→ **Directive**: Transcribe the full listing exactly, and drop every picture.

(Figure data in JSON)
· · ·

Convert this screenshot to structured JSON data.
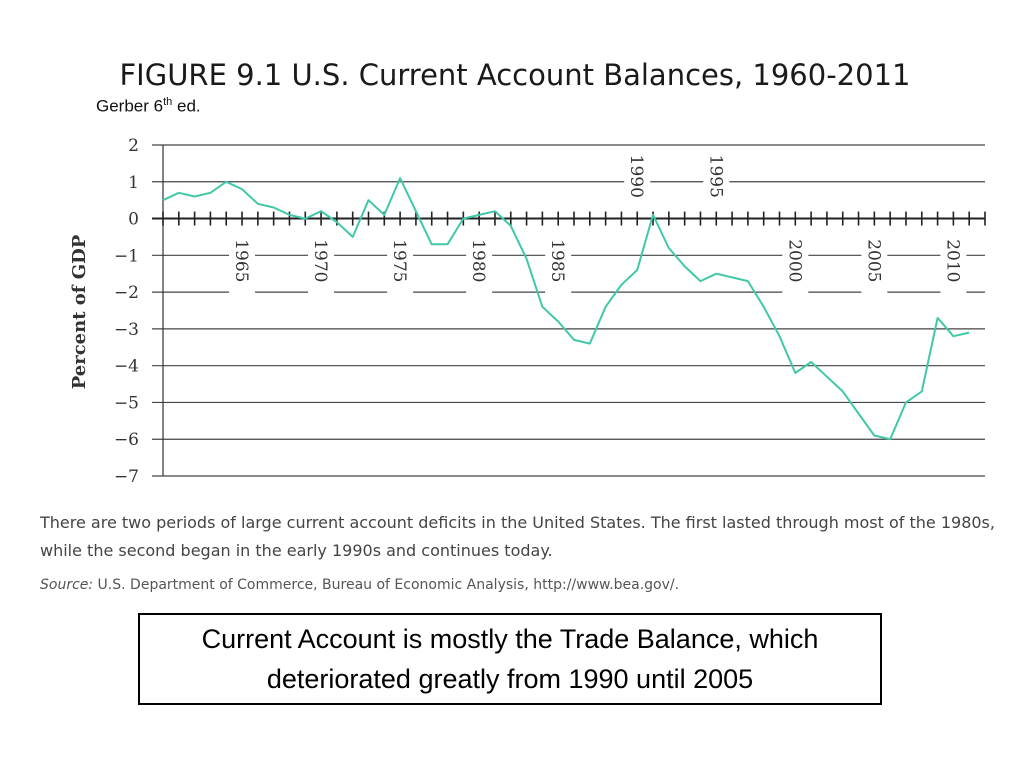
{
  "slide": {
    "title": "FIGURE 9.1  U.S. Current Account Balances, 1960-2011",
    "subtitle_main": "Gerber 6",
    "subtitle_sup": "th",
    "subtitle_tail": " ed.",
    "caption": "There are two periods of large current account deficits in the United States. The first lasted through most of the 1980s, while the second began in the early 1990s and continues today.",
    "source_label": "Source:",
    "source_text": " U.S. Department of Commerce, Bureau of Economic Analysis, http://www.bea.gov/.",
    "note": "Current Account is mostly the Trade Balance, which deteriorated greatly from 1990 until 2005"
  },
  "chart_data": {
    "type": "line",
    "ylabel": "Percent of GDP",
    "ylim": [
      -7,
      2
    ],
    "yticks": [
      2,
      1,
      0,
      -1,
      -2,
      -3,
      -4,
      -5,
      -6,
      -7
    ],
    "grid": true,
    "line_color": "#40c8a8",
    "x_tick_labels": [
      "1965",
      "1970",
      "1975",
      "1980",
      "1985",
      "1990",
      "1995",
      "2000",
      "2005",
      "2010"
    ],
    "x_tick_years": [
      1965,
      1970,
      1975,
      1980,
      1985,
      1990,
      1995,
      2000,
      2005,
      2010
    ],
    "x_tick_label_positions": [
      "below",
      "below",
      "below",
      "below",
      "below",
      "above",
      "above",
      "below",
      "below",
      "below"
    ],
    "series": [
      {
        "x": [
          1960,
          1961,
          1962,
          1963,
          1964,
          1965,
          1966,
          1967,
          1968,
          1969,
          1970,
          1971,
          1972,
          1973,
          1974,
          1975,
          1976,
          1977,
          1978,
          1979,
          1980,
          1981,
          1982,
          1983,
          1984,
          1985,
          1986,
          1987,
          1988,
          1989,
          1990,
          1991,
          1992,
          1993,
          1994,
          1995,
          1996,
          1997,
          1998,
          1999,
          2000,
          2001,
          2002,
          2003,
          2004,
          2005,
          2006,
          2007,
          2008,
          2009,
          2010,
          2011
        ],
        "values": [
          0.5,
          0.7,
          0.6,
          0.7,
          1.0,
          0.8,
          0.4,
          0.3,
          0.1,
          0.0,
          0.2,
          -0.1,
          -0.5,
          0.5,
          0.1,
          1.1,
          0.2,
          -0.7,
          -0.7,
          0.0,
          0.1,
          0.2,
          -0.2,
          -1.1,
          -2.4,
          -2.8,
          -3.3,
          -3.4,
          -2.4,
          -1.8,
          -1.4,
          0.1,
          -0.8,
          -1.3,
          -1.7,
          -1.5,
          -1.6,
          -1.7,
          -2.4,
          -3.2,
          -4.2,
          -3.9,
          -4.3,
          -4.7,
          -5.3,
          -5.9,
          -6.0,
          -5.0,
          -4.7,
          -2.7,
          -3.2,
          -3.1
        ]
      }
    ]
  }
}
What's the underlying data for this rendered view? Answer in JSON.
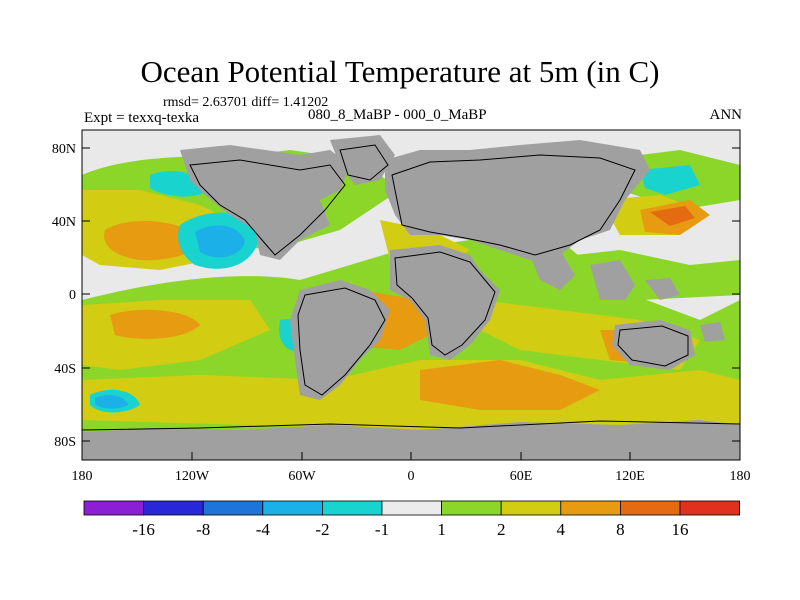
{
  "title": "Ocean Potential Temperature at 5m (in C)",
  "stats": "rmsd= 2.63701 diff= 1.41202",
  "experiment": "Expt = texxq-texka",
  "comparison": "080_8_MaBP - 000_0_MaBP",
  "season": "ANN",
  "map": {
    "lat_ticks": [
      "80N",
      "40N",
      "0",
      "40S",
      "80S"
    ],
    "lon_ticks": [
      "180",
      "120W",
      "60W",
      "0",
      "60E",
      "120E",
      "180"
    ]
  },
  "colorbar": {
    "labels": [
      "-16",
      "-8",
      "-4",
      "-2",
      "-1",
      "1",
      "2",
      "4",
      "8",
      "16"
    ],
    "colors": [
      "#8a1fd6",
      "#2828d8",
      "#1e74d9",
      "#1cb0e8",
      "#19d3cf",
      "#ececec",
      "#8cd62a",
      "#d2cd12",
      "#e69b10",
      "#e56b12",
      "#e0301e"
    ]
  }
}
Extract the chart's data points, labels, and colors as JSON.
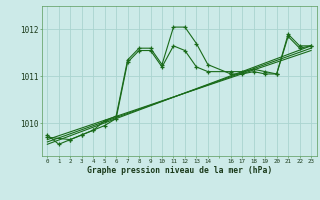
{
  "title": "Graphe pression niveau de la mer (hPa)",
  "bg_color": "#cceae8",
  "grid_color": "#aad4d0",
  "line_color": "#1a6b1a",
  "text_color": "#1a3a1a",
  "xlim": [
    -0.5,
    23.5
  ],
  "ylim": [
    1009.3,
    1012.5
  ],
  "yticks": [
    1010,
    1011,
    1012
  ],
  "xtick_labels": [
    "0",
    "1",
    "2",
    "3",
    "4",
    "5",
    "6",
    "7",
    "8",
    "9",
    "10",
    "11",
    "12",
    "13",
    "14",
    "",
    "16",
    "17",
    "18",
    "19",
    "20",
    "21",
    "22",
    "23"
  ],
  "xtick_vals": [
    0,
    1,
    2,
    3,
    4,
    5,
    6,
    7,
    8,
    9,
    10,
    11,
    12,
    13,
    14,
    15,
    16,
    17,
    18,
    19,
    20,
    21,
    22,
    23
  ],
  "series1_x": [
    0,
    1,
    2,
    3,
    4,
    5,
    6,
    7,
    8,
    9,
    10,
    11,
    12,
    13,
    14,
    16,
    17,
    18,
    19,
    20,
    21,
    22,
    23
  ],
  "series1_y": [
    1009.75,
    1009.55,
    1009.65,
    1009.75,
    1009.85,
    1010.05,
    1010.15,
    1011.35,
    1011.6,
    1011.6,
    1011.25,
    1012.05,
    1012.05,
    1011.7,
    1011.25,
    1011.05,
    1011.05,
    1011.1,
    1011.05,
    1011.05,
    1011.9,
    1011.65,
    1011.65
  ],
  "series2_x": [
    0,
    2,
    3,
    4,
    5,
    6,
    7,
    8,
    9,
    10,
    11,
    12,
    13,
    14,
    16,
    17,
    18,
    19,
    20,
    21,
    22,
    23
  ],
  "series2_y": [
    1009.7,
    1009.65,
    1009.75,
    1009.85,
    1009.95,
    1010.1,
    1011.3,
    1011.55,
    1011.55,
    1011.2,
    1011.65,
    1011.55,
    1011.2,
    1011.1,
    1011.1,
    1011.1,
    1011.15,
    1011.1,
    1011.05,
    1011.85,
    1011.6,
    1011.65
  ],
  "line1_x": [
    0,
    23
  ],
  "line1_y": [
    1009.55,
    1011.65
  ],
  "line2_x": [
    0,
    23
  ],
  "line2_y": [
    1009.6,
    1011.6
  ],
  "line3_x": [
    0,
    23
  ],
  "line3_y": [
    1009.65,
    1011.55
  ]
}
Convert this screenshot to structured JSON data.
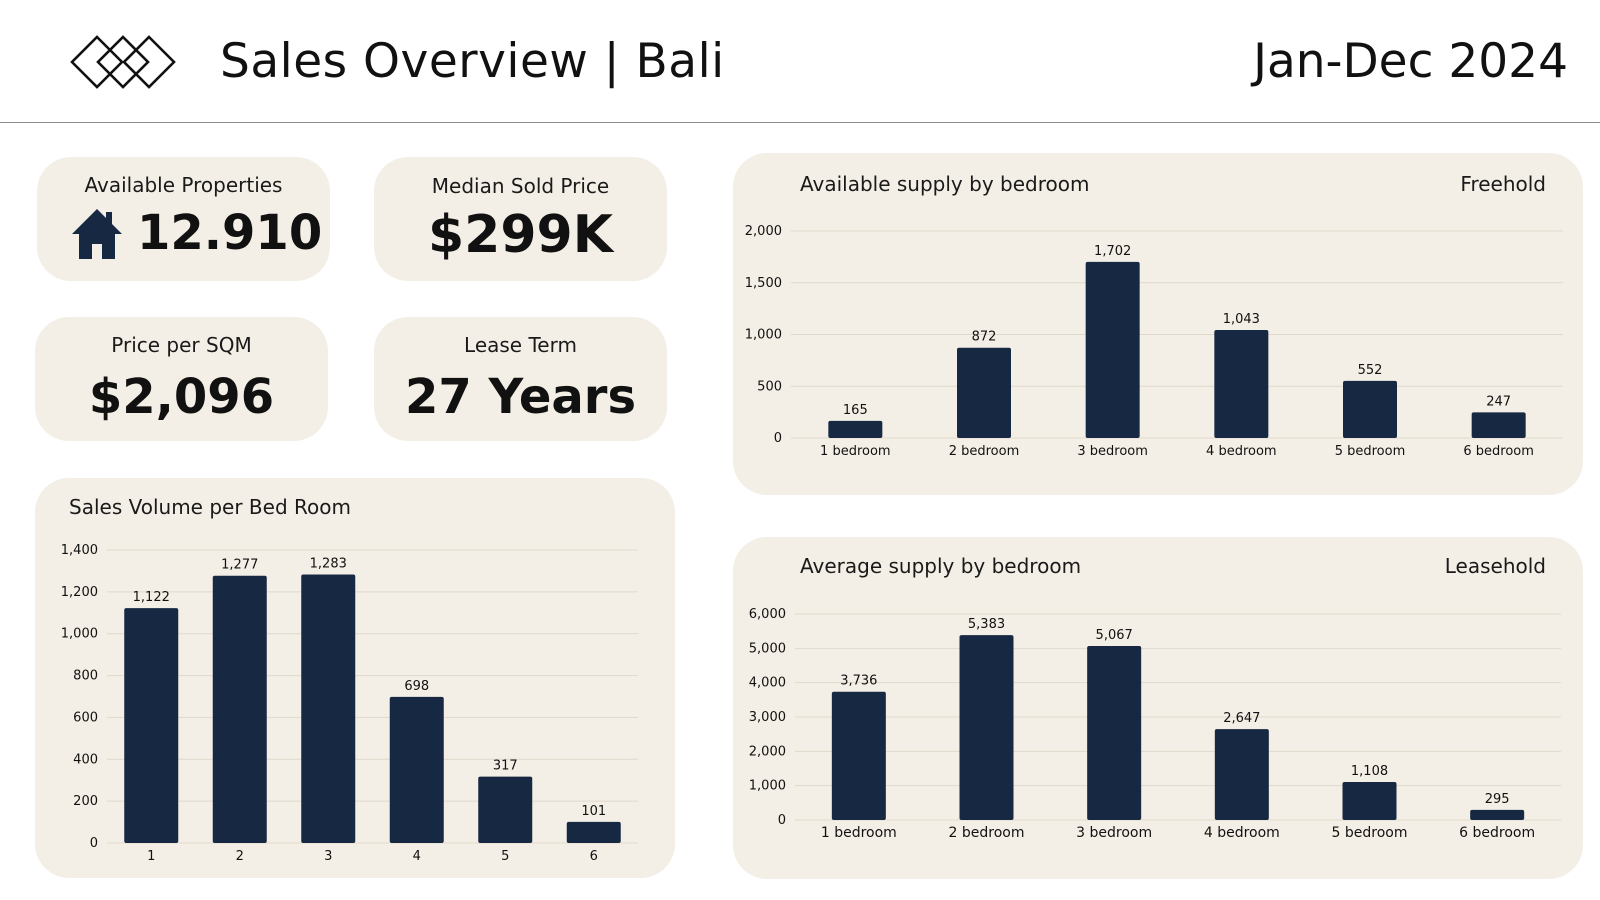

· · ·

→ **Response**:
Convert this screenshot to structured JSON data.
{
  "slide": {
    "title": "FIGURE 9.1  U.S. Current Account Balances, 1960-2011",
    "subtitle_main": "Gerber 6",
    "subtitle_sup": "th",
    "subtitle_tail": " ed.",
    "caption": "There are two periods of large current account deficits in the United States. The first lasted through most of the 1980s, while the second began in the early 1990s and continues today.",
    "source_label": "Source:",
    "source_text": " U.S. Department of Commerce, Bureau of Economic Analysis, http://www.bea.gov/.",
    "note": "Current Account is mostly the Trade Balance, which deteriorated greatly from 1990 until 2005"
  },
  "chart_data": {
    "type": "line",
    "ylabel": "Percent of GDP",
    "ylim": [
      -7,
      2
    ],
    "yticks": [
      2,
      1,
      0,
      -1,
      -2,
      -3,
      -4,
      -5,
      -6,
      -7
    ],
    "grid": true,
    "line_color": "#40c8a8",
    "x_tick_labels": [
      "1965",
      "1970",
      "1975",
      "1980",
      "1985",
      "1990",
      "1995",
      "2000",
      "2005",
      "2010"
    ],
    "x_tick_years": [
      1965,
      1970,
      1975,
      1980,
      1985,
      1990,
      1995,
      2000,
      2005,
      2010
    ],
    "x_tick_label_positions": [
      "below",
      "below",
      "below",
      "below",
      "below",
      "above",
      "above",
      "below",
      "below",
      "below"
    ],
    "series": [
      {
        "x": [
          1960,
          1961,
          1962,
          1963,
          1964,
          1965,
          1966,
          1967,
          1968,
          1969,
          1970,
          1971,
          1972,
          1973,
          1974,
          1975,
          1976,
          1977,
          1978,
          1979,
          1980,
          1981,
          1982,
          1983,
          1984,
          1985,
          1986,
          1987,
          1988,
          1989,
          1990,
          1991,
          1992,
          1993,
          1994,
          1995,
          1996,
          1997,
          1998,
          1999,
          2000,
          2001,
          2002,
          2003,
          2004,
          2005,
          2006,
          2007,
          2008,
          2009,
          2010,
          2011
        ],
        "values": [
          0.5,
          0.7,
          0.6,
          0.7,
          1.0,
          0.8,
          0.4,
          0.3,
          0.1,
          0.0,
          0.2,
          -0.1,
          -0.5,
          0.5,
          0.1,
          1.1,
          0.2,
          -0.7,
          -0.7,
          0.0,
          0.1,
          0.2,
          -0.2,
          -1.1,
          -2.4,
          -2.8,
          -3.3,
          -3.4,
          -2.4,
          -1.8,
          -1.4,
          0.1,
          -0.8,
          -1.3,
          -1.7,
          -1.5,
          -1.6,
          -1.7,
          -2.4,
          -3.2,
          -4.2,
          -3.9,
          -4.3,
          -4.7,
          -5.3,
          -5.9,
          -6.0,
          -5.0,
          -4.7,
          -2.7,
          -3.2,
          -3.1
        ]
      }
    ]
  }
}
What's the underlying data for this rendered view? Answer in JSON.
{
  "title": "Ocean Potential Temperature at 5m (in C)",
  "stats": "rmsd= 2.63701 diff= 1.41202",
  "experiment": "Expt = texxq-texka",
  "comparison": "080_8_MaBP - 000_0_MaBP",
  "season": "ANN",
  "map": {
    "lat_ticks": [
      "80N",
      "40N",
      "0",
      "40S",
      "80S"
    ],
    "lon_ticks": [
      "180",
      "120W",
      "60W",
      "0",
      "60E",
      "120E",
      "180"
    ]
  },
  "colorbar": {
    "labels": [
      "-16",
      "-8",
      "-4",
      "-2",
      "-1",
      "1",
      "2",
      "4",
      "8",
      "16"
    ],
    "colors": [
      "#8a1fd6",
      "#2828d8",
      "#1e74d9",
      "#1cb0e8",
      "#19d3cf",
      "#ececec",
      "#8cd62a",
      "#d2cd12",
      "#e69b10",
      "#e56b12",
      "#e0301e"
    ]
  }
}
Extract the chart's data points, labels, and colors as JSON.
{
  "title": "Graphe pression niveau de la mer (hPa)",
  "bg_color": "#cceae8",
  "grid_color": "#aad4d0",
  "line_color": "#1a6b1a",
  "text_color": "#1a3a1a",
  "xlim": [
    -0.5,
    23.5
  ],
  "ylim": [
    1009.3,
    1012.5
  ],
  "yticks": [
    1010,
    1011,
    1012
  ],
  "xtick_labels": [
    "0",
    "1",
    "2",
    "3",
    "4",
    "5",
    "6",
    "7",
    "8",
    "9",
    "10",
    "11",
    "12",
    "13",
    "14",
    "",
    "16",
    "17",
    "18",
    "19",
    "20",
    "21",
    "22",
    "23"
  ],
  "xtick_vals": [
    0,
    1,
    2,
    3,
    4,
    5,
    6,
    7,
    8,
    9,
    10,
    11,
    12,
    13,
    14,
    15,
    16,
    17,
    18,
    19,
    20,
    21,
    22,
    23
  ],
  "series1_x": [
    0,
    1,
    2,
    3,
    4,
    5,
    6,
    7,
    8,
    9,
    10,
    11,
    12,
    13,
    14,
    16,
    17,
    18,
    19,
    20,
    21,
    22,
    23
  ],
  "series1_y": [
    1009.75,
    1009.55,
    1009.65,
    1009.75,
    1009.85,
    1010.05,
    1010.15,
    1011.35,
    1011.6,
    1011.6,
    1011.25,
    1012.05,
    1012.05,
    1011.7,
    1011.25,
    1011.05,
    1011.05,
    1011.1,
    1011.05,
    1011.05,
    1011.9,
    1011.65,
    1011.65
  ],
  "series2_x": [
    0,
    2,
    3,
    4,
    5,
    6,
    7,
    8,
    9,
    10,
    11,
    12,
    13,
    14,
    16,
    17,
    18,
    19,
    20,
    21,
    22,
    23
  ],
  "series2_y": [
    1009.7,
    1009.65,
    1009.75,
    1009.85,
    1009.95,
    1010.1,
    1011.3,
    1011.55,
    1011.55,
    1011.2,
    1011.65,
    1011.55,
    1011.2,
    1011.1,
    1011.1,
    1011.1,
    1011.15,
    1011.1,
    1011.05,
    1011.85,
    1011.6,
    1011.65
  ],
  "line1_x": [
    0,
    23
  ],
  "line1_y": [
    1009.55,
    1011.65
  ],
  "line2_x": [
    0,
    23
  ],
  "line2_y": [
    1009.6,
    1011.6
  ],
  "line3_x": [
    0,
    23
  ],
  "line3_y": [
    1009.65,
    1011.55
  ]
}
Convert this screenshot to structured JSON data.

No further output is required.